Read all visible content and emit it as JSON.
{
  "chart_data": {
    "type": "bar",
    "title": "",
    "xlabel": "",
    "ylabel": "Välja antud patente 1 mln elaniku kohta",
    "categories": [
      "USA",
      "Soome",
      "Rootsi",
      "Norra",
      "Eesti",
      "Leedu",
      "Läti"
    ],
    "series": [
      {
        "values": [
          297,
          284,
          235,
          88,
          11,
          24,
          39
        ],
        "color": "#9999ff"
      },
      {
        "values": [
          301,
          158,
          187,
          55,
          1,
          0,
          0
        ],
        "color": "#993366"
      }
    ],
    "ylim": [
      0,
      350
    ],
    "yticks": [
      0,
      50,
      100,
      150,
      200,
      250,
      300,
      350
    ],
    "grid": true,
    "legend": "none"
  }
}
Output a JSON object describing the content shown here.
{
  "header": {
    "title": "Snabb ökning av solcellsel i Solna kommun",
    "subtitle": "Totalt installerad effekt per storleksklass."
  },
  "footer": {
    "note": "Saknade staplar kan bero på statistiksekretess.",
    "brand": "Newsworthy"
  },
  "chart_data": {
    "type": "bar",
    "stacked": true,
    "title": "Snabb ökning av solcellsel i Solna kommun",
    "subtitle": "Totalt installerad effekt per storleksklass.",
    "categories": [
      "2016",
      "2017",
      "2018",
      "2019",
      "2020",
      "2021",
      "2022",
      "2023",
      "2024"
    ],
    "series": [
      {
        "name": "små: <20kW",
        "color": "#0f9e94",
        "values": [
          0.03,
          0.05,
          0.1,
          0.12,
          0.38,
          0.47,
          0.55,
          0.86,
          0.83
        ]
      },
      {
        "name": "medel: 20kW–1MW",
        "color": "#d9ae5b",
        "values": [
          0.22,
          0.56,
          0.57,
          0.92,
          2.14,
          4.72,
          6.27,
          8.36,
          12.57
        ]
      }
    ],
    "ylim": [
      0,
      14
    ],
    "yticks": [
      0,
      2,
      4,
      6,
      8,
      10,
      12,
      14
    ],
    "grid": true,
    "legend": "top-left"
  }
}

Task description: Count how many lines in the data above hold the string "JSON", and give the number with no other words.

Output for this exercise: 2